Recorded data »

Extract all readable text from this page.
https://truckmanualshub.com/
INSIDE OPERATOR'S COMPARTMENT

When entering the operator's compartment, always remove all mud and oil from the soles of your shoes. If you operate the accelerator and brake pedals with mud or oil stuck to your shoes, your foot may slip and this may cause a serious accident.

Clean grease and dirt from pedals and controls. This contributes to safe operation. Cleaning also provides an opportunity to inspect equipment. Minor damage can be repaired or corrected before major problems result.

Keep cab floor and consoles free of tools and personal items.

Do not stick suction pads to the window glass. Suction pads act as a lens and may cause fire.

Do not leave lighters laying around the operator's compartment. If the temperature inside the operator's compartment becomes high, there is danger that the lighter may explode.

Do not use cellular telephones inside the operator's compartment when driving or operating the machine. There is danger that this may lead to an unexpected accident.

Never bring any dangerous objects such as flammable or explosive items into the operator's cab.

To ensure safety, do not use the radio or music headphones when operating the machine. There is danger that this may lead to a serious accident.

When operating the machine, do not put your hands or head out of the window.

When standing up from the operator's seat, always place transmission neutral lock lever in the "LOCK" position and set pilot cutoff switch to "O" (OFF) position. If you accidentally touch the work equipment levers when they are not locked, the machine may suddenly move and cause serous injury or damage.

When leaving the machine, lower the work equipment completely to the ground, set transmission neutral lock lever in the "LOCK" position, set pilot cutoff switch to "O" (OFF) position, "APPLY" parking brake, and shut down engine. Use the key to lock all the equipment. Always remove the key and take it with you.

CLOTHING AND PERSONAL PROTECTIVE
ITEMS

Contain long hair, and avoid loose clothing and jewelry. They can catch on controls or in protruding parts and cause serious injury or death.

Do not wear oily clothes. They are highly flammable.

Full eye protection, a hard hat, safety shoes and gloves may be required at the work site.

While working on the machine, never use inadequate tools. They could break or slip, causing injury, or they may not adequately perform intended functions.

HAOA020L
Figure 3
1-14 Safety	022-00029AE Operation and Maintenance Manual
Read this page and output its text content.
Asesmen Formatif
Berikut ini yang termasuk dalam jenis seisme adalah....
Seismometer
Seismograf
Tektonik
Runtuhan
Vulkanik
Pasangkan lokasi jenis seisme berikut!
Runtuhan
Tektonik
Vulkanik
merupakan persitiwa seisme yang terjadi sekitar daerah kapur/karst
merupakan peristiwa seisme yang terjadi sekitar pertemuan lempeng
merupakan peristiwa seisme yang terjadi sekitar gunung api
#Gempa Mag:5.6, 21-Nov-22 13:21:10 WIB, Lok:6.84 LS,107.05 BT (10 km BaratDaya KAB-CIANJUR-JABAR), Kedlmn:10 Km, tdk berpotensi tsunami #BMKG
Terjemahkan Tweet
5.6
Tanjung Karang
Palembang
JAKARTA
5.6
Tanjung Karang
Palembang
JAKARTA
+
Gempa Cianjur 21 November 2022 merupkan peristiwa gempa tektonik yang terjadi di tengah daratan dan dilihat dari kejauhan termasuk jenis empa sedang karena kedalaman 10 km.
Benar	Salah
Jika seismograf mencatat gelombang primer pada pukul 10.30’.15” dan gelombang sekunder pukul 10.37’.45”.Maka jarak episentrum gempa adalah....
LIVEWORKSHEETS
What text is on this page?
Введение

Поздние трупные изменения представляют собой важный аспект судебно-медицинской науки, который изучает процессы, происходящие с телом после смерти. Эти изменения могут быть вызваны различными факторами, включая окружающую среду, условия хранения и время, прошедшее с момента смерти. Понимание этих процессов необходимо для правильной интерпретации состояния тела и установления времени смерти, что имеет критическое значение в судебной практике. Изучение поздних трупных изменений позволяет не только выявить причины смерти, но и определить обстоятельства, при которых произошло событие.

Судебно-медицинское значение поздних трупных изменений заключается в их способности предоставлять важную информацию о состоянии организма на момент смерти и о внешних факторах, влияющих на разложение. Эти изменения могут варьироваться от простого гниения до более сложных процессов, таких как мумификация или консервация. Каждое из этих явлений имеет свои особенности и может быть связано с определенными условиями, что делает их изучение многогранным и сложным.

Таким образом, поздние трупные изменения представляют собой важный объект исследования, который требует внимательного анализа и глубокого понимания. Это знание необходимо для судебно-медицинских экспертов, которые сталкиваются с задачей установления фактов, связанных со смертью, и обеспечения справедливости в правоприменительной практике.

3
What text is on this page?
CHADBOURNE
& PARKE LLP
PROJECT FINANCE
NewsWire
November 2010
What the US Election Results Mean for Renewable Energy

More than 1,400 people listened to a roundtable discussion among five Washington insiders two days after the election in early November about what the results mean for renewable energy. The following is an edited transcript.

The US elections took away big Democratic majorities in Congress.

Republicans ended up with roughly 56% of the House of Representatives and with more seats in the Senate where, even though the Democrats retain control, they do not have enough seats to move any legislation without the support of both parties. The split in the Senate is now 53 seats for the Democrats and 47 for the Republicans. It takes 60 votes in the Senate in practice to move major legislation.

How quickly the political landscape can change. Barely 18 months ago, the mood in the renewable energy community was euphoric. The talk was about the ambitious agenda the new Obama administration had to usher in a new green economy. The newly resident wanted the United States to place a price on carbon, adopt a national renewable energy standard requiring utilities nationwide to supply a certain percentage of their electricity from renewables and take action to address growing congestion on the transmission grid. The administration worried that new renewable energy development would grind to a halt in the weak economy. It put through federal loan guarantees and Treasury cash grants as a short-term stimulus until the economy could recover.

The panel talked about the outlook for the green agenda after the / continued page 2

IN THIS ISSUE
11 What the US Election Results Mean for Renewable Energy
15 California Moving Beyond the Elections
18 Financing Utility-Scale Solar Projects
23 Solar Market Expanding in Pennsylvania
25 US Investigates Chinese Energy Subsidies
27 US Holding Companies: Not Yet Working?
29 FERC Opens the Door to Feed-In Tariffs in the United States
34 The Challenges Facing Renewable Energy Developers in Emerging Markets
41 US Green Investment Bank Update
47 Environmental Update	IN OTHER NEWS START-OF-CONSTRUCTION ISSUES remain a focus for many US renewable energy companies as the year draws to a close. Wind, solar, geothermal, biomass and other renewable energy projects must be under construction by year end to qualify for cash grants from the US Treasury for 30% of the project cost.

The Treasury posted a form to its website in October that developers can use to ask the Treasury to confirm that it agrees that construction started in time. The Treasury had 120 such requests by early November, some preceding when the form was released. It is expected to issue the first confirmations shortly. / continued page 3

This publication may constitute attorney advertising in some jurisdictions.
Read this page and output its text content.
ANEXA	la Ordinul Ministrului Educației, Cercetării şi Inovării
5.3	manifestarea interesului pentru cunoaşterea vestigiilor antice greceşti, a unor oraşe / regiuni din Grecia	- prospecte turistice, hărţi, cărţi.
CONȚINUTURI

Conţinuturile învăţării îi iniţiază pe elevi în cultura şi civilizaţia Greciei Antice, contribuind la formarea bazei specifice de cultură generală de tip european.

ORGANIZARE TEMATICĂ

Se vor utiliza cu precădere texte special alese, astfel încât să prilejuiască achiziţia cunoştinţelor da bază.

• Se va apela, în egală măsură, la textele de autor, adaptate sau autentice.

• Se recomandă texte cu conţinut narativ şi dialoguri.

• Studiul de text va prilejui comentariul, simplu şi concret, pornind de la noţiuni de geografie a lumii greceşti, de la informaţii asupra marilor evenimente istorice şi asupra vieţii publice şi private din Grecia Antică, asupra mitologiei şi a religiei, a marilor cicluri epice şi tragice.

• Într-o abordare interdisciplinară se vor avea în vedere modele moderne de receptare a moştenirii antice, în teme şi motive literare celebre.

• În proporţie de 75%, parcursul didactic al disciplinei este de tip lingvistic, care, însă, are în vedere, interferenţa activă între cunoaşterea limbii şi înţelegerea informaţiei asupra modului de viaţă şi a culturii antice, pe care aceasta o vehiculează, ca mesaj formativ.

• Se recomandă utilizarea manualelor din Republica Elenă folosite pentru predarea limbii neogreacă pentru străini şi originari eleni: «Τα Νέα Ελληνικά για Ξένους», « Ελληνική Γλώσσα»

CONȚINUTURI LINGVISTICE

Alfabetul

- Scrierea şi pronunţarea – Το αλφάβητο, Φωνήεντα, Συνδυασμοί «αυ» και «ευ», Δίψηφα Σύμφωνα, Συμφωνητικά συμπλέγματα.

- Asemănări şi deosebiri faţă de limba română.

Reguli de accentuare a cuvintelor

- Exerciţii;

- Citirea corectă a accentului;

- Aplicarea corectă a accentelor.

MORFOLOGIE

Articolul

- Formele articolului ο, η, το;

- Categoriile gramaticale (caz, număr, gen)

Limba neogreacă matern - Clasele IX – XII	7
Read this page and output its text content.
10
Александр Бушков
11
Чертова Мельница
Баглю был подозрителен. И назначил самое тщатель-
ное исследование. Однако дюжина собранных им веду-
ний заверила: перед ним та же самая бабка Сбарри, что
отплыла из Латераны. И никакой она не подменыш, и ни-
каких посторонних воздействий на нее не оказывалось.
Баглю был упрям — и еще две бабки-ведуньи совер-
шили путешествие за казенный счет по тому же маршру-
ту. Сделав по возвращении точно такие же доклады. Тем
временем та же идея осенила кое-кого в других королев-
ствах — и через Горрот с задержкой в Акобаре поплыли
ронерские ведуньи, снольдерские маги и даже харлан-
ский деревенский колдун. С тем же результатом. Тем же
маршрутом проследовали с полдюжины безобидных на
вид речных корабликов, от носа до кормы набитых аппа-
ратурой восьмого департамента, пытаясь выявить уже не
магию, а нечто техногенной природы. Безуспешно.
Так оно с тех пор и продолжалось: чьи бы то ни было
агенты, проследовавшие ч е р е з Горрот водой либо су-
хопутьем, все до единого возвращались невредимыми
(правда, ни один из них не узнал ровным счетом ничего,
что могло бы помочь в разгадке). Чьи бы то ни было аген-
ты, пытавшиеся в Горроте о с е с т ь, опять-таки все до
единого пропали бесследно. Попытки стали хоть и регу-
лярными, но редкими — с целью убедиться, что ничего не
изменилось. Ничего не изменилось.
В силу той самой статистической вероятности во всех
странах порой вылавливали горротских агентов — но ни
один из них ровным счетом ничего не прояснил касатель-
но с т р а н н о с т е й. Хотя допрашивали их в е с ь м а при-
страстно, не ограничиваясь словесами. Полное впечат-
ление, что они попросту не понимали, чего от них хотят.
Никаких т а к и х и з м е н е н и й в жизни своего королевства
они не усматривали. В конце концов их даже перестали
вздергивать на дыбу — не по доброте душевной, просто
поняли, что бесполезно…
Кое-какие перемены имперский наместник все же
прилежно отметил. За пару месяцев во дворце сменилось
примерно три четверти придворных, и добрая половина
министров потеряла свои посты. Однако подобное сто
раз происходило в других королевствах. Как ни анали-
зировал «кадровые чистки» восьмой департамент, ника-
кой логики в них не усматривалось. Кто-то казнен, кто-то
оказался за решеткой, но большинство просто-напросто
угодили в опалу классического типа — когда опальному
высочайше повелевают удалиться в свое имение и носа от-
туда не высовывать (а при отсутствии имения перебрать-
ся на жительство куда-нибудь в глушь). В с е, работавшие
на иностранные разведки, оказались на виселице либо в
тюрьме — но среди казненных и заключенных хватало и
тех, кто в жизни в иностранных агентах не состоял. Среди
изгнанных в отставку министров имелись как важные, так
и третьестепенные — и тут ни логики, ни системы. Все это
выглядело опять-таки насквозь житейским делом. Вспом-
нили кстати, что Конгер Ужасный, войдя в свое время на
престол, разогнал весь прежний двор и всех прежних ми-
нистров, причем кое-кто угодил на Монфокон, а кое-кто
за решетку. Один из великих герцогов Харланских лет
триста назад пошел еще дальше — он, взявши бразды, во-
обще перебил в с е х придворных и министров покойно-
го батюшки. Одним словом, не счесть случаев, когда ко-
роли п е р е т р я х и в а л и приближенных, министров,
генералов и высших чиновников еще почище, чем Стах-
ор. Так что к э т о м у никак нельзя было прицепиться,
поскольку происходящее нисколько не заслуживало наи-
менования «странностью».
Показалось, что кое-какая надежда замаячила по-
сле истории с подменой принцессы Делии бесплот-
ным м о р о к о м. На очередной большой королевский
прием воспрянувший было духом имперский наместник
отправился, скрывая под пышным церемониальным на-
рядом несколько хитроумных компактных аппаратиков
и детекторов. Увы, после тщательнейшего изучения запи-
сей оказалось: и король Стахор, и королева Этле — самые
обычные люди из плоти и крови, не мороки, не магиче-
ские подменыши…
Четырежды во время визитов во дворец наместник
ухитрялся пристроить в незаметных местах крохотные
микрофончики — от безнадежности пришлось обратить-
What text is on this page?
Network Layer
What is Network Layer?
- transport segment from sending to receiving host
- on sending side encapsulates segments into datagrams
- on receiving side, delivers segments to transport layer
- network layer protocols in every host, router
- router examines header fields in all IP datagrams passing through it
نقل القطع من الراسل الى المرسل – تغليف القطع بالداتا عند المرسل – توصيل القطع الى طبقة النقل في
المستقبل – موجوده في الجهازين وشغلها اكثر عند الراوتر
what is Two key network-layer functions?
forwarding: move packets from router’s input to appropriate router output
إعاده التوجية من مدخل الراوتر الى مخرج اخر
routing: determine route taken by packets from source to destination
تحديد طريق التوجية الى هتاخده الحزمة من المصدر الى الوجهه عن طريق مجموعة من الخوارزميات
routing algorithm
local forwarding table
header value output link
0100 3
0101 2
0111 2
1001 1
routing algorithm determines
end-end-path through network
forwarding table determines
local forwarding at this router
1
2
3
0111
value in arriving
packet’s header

PROBLEM STATEMENT » Identify and extract each line of the listing that contains "your".

FINAL RESULT »
When entering the operator's compartment, always remove all mud and oil from the soles of your shoes. If you operate the accelerator and brake pedals with mud or oil stuck to your shoes, your foot may slip and this may cause a serious accident.
When operating the machine, do not put your hands or head out of the window.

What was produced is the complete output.